> [RECORDED INFORMATION]
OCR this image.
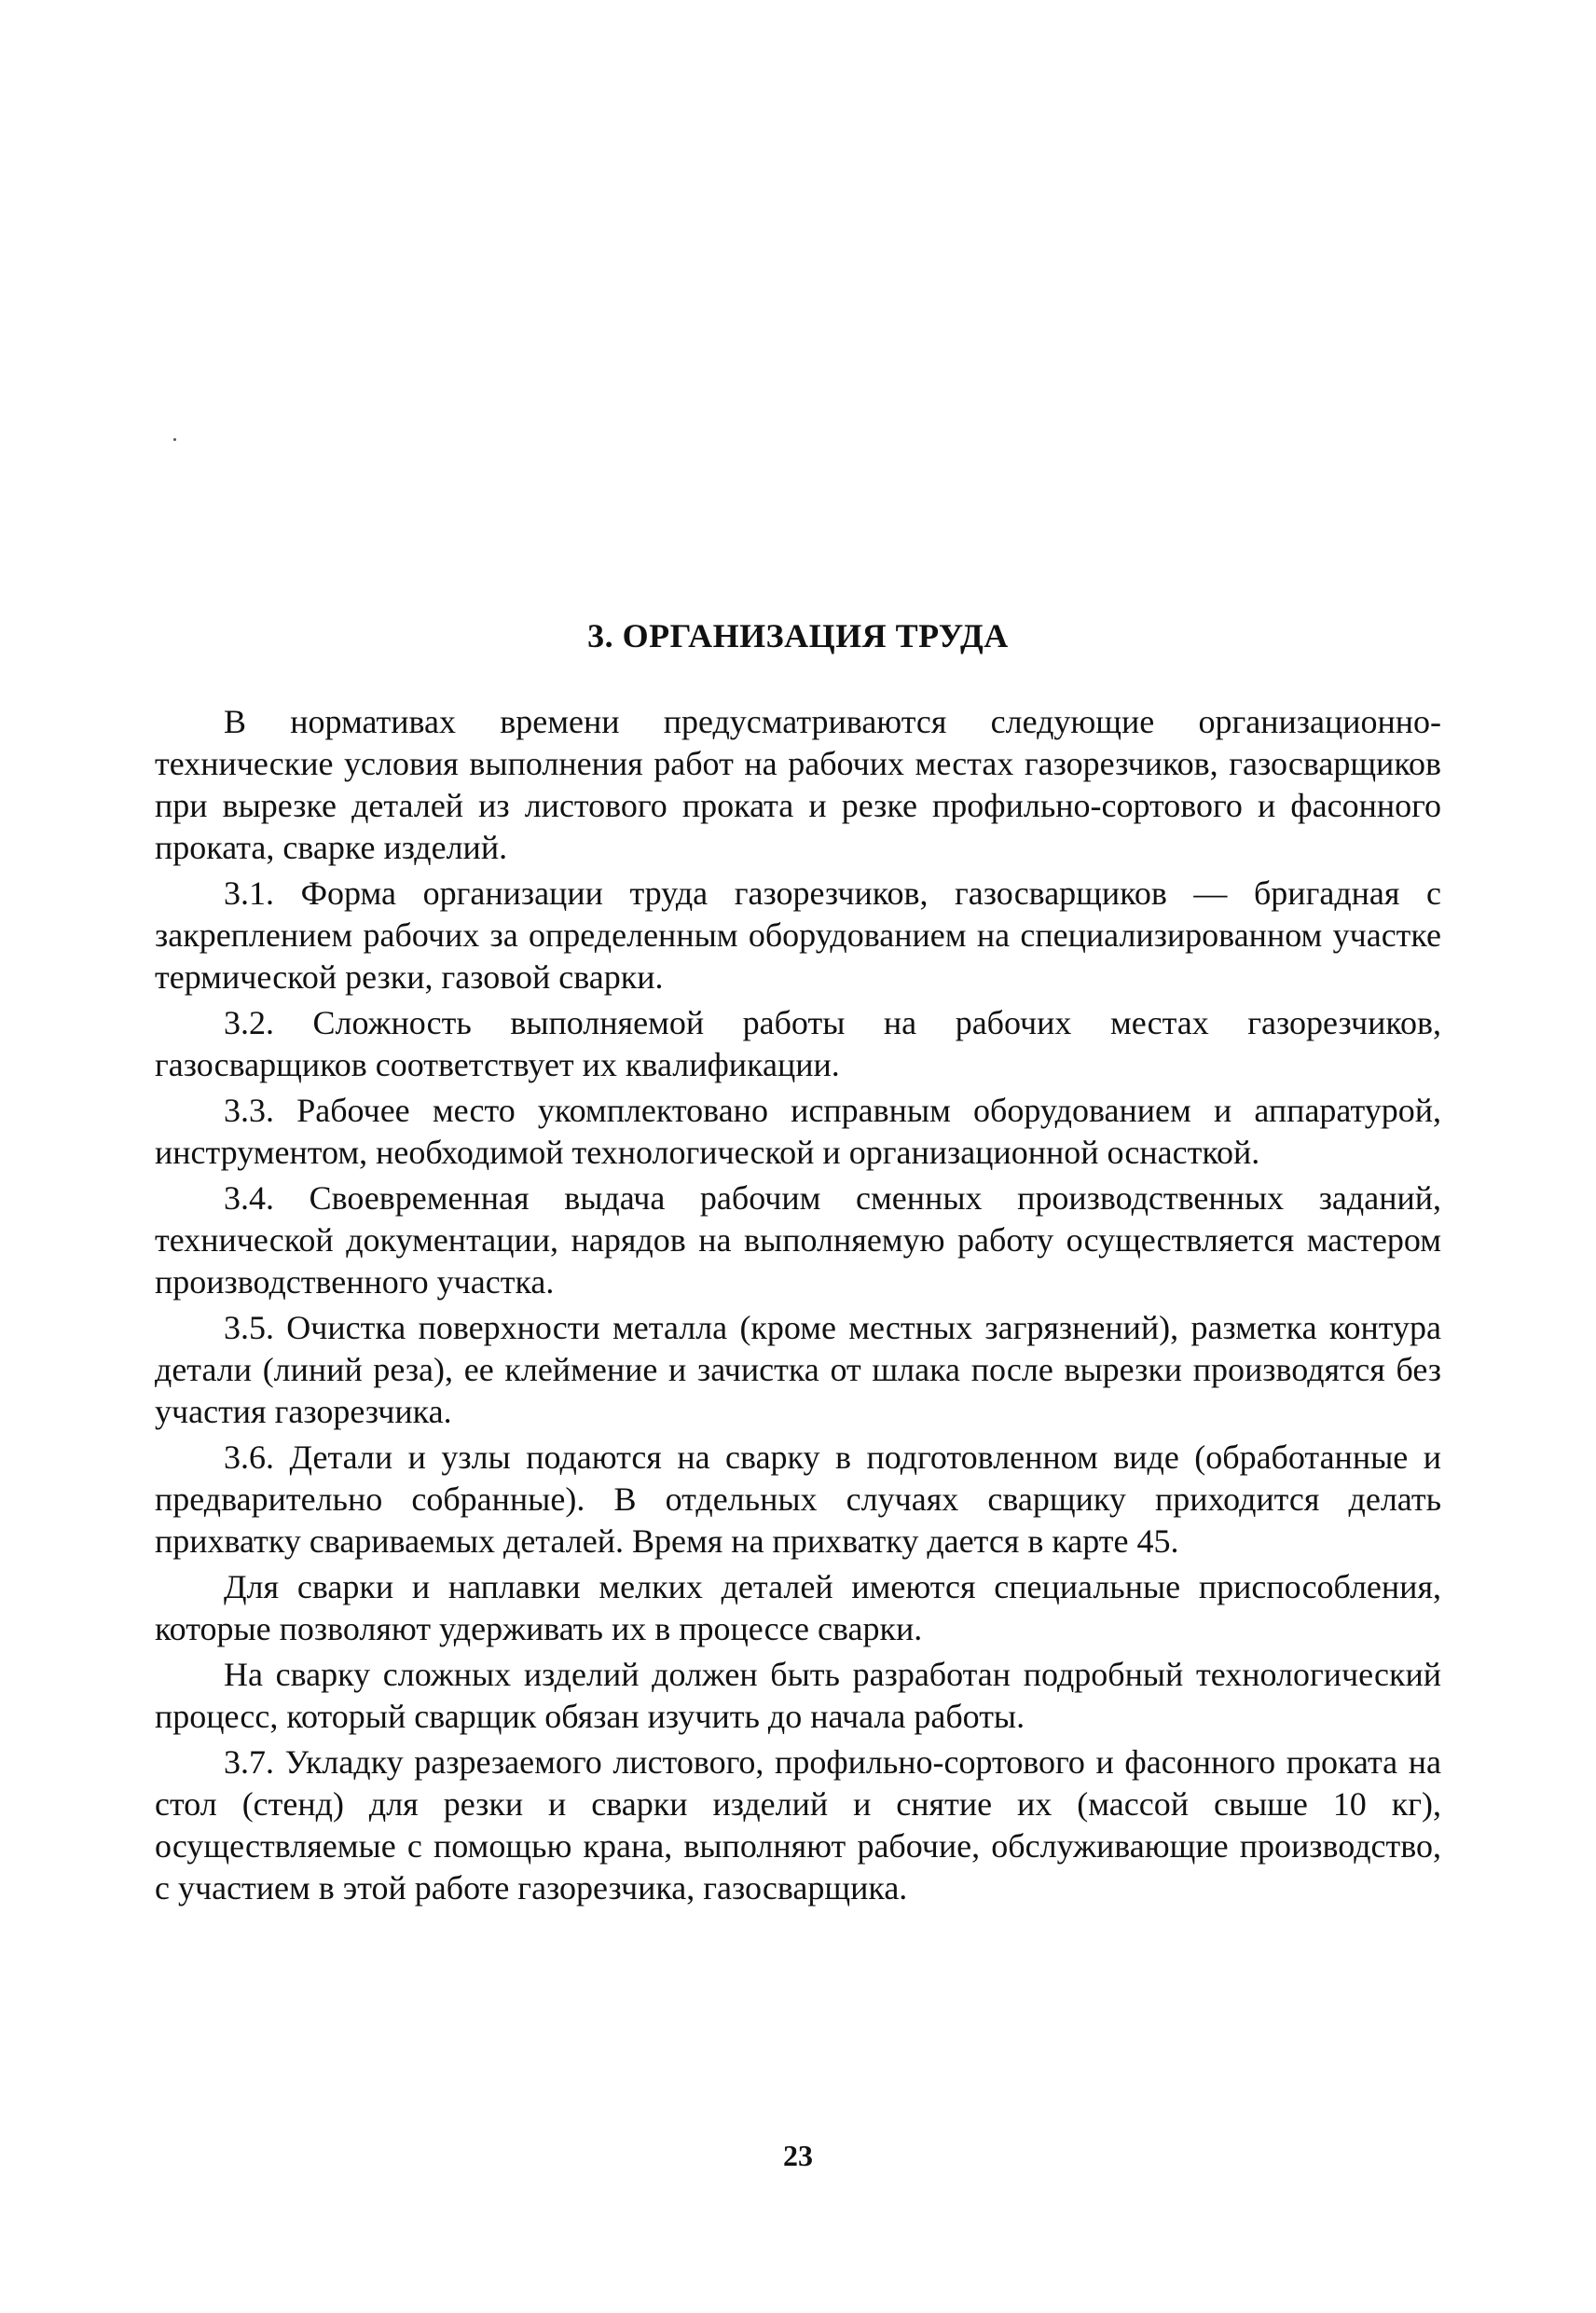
3. ОРГАНИЗАЦИЯ ТРУДА

В нормативах времени предусматриваются следующие организационно-технические условия выполнения работ на рабочих местах газорезчиков, газосварщиков при вырезке деталей из листового проката и резке профильно-сортового и фасонного проката, сварке изделий.

3.1. Форма организации труда газорезчиков, газосварщиков — бригадная с закреплением рабочих за определенным оборудованием на специализированном участке термической резки, газовой сварки.

3.2. Сложность выполняемой работы на рабочих местах газорезчиков, газосварщиков соответствует их квалификации.

3.3. Рабочее место укомплектовано исправным оборудованием и аппаратурой, инструментом, необходимой технологической и организационной оснасткой.

3.4. Своевременная выдача рабочим сменных производственных заданий, технической документации, нарядов на выполняемую работу осуществляется мастером производственного участка.

3.5. Очистка поверхности металла (кроме местных загрязнений), разметка контура детали (линий реза), ее клеймение и зачистка от шлака после вырезки производятся без участия газорезчика.

3.6. Детали и узлы подаются на сварку в подготовленном виде (обработанные и предварительно собранные). В отдельных случаях сварщику приходится делать прихватку свариваемых деталей. Время на прихватку дается в карте 45.

Для сварки и наплавки мелких деталей имеются специальные приспособления, которые позволяют удерживать их в процессе сварки.

На сварку сложных изделий должен быть разработан подробный технологический процесс, который сварщик обязан изучить до начала работы.

3.7. Укладку разрезаемого листового, профильно-сортового и фасонного проката на стол (стенд) для резки и сварки изделий и снятие их (массой свыше 10 кг), осуществляемые с помощью крана, выполняют рабочие, обслуживающие производство, с участием в этой работе газорезчика, газосварщика.

23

> [GOAL OF THE EXERCISE] From the listing above, collect every line that mentions the word "фасонного".

> [PROBLEM SOLUTION]
В нормативах времени предусматриваются следующие организационно-технические условия выполнения работ на рабочих местах газорезчиков, газосварщиков при вырезке деталей из листового проката и резке профильно-сортового и фасонного проката, сварке изделий.
3.7. Укладку разрезаемого листового, профильно-сортового и фасонного проката на стол (стенд) для резки и сварки изделий и снятие их (массой свыше 10 кг), осуществляемые с помощью крана, выполняют рабочие, обслуживающие производство, с участием в этой работе газорезчика, газосварщика.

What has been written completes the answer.